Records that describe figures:
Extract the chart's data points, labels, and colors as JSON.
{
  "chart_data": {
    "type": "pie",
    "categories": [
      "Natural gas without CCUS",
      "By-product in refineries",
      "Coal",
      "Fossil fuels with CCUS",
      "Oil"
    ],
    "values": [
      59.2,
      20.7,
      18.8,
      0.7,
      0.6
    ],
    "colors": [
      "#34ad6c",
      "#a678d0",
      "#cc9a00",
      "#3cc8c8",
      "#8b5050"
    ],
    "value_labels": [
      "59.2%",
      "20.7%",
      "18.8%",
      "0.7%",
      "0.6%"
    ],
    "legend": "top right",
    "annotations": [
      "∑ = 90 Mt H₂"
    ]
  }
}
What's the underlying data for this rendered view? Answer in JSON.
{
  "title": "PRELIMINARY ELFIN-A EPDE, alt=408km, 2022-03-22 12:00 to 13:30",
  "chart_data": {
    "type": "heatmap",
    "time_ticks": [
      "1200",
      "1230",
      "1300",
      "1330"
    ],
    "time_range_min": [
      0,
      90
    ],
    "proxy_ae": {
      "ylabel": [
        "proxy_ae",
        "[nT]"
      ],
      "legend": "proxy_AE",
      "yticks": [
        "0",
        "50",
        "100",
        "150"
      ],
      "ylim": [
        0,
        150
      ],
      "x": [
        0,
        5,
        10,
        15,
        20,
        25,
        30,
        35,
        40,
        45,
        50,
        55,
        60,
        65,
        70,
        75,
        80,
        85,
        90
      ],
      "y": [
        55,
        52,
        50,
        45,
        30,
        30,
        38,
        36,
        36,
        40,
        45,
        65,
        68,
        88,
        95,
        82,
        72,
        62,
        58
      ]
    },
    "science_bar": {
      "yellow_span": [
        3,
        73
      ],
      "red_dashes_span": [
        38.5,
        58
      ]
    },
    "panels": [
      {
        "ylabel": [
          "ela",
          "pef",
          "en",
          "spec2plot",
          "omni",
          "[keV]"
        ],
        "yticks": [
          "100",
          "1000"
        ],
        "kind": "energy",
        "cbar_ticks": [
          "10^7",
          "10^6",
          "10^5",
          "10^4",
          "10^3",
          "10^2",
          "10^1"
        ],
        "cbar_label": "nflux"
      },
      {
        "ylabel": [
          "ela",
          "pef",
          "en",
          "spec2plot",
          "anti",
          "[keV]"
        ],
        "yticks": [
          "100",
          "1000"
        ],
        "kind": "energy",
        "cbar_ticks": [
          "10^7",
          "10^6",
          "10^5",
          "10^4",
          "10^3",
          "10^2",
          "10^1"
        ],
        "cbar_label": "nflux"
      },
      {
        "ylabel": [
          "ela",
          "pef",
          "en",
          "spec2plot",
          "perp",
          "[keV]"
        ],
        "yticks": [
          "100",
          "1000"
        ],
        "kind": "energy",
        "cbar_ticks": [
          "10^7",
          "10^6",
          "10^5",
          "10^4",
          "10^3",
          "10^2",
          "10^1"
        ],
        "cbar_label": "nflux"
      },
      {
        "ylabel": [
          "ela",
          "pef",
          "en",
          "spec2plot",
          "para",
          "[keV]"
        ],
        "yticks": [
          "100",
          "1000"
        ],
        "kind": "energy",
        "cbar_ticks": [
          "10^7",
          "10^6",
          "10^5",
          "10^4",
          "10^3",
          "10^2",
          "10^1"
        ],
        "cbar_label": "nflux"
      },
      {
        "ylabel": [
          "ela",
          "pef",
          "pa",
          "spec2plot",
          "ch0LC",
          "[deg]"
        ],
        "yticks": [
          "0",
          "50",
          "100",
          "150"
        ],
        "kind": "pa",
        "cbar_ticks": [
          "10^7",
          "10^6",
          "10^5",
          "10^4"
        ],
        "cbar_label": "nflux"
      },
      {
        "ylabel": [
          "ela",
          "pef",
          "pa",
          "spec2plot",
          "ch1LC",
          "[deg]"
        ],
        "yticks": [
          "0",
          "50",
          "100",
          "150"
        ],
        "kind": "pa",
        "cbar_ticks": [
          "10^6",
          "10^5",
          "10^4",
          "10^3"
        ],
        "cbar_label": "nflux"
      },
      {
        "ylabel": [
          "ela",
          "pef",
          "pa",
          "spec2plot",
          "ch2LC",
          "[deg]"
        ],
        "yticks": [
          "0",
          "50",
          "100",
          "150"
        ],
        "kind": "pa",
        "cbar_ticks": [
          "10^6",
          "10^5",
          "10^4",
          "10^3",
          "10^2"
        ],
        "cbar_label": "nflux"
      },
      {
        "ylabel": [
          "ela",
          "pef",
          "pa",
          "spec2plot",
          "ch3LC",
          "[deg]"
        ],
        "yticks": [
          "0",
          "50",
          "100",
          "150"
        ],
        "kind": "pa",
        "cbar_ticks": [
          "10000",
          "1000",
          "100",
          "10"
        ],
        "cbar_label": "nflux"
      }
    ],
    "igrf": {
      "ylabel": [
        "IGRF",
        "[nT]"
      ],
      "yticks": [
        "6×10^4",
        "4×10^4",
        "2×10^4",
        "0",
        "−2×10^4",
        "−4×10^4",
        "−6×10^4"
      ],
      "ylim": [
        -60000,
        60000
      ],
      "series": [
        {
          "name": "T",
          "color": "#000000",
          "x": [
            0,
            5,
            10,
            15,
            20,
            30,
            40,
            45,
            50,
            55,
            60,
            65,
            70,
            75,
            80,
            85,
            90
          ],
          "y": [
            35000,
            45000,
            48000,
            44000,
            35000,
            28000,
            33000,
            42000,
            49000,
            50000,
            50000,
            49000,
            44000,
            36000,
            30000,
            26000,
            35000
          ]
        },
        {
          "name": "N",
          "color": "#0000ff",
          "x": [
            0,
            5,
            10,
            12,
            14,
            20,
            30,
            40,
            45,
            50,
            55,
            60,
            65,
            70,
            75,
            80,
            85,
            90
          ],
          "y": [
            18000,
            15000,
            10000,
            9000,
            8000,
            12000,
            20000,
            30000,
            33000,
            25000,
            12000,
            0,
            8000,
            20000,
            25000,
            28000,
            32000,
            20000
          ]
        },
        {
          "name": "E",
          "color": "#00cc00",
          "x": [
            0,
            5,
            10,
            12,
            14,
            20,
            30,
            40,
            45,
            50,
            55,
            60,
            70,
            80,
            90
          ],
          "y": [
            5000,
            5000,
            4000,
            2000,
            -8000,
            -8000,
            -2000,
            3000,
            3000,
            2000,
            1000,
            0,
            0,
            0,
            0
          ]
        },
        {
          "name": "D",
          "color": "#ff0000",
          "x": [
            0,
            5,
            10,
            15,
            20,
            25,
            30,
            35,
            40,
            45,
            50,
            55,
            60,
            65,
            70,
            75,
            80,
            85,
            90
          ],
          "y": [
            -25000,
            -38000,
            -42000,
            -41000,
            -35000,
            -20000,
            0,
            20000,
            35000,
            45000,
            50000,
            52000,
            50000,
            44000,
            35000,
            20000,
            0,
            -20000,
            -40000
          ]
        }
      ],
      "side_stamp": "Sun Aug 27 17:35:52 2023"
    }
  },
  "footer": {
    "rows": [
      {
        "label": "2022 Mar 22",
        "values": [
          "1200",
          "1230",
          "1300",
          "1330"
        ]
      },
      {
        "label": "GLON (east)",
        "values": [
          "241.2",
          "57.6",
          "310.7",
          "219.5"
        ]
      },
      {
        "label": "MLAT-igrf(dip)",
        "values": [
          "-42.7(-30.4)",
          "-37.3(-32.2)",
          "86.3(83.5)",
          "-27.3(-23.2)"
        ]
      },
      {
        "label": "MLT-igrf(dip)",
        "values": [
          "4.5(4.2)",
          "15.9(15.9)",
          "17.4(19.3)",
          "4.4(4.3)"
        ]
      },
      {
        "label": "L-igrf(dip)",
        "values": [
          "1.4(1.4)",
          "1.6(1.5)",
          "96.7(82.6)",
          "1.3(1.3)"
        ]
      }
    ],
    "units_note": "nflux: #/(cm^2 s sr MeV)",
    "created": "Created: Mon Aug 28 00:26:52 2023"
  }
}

## WHAT TO DO
Report how many lines of the entries hold the string "JSON". Provide the number alone.

## FINAL ANSWER
2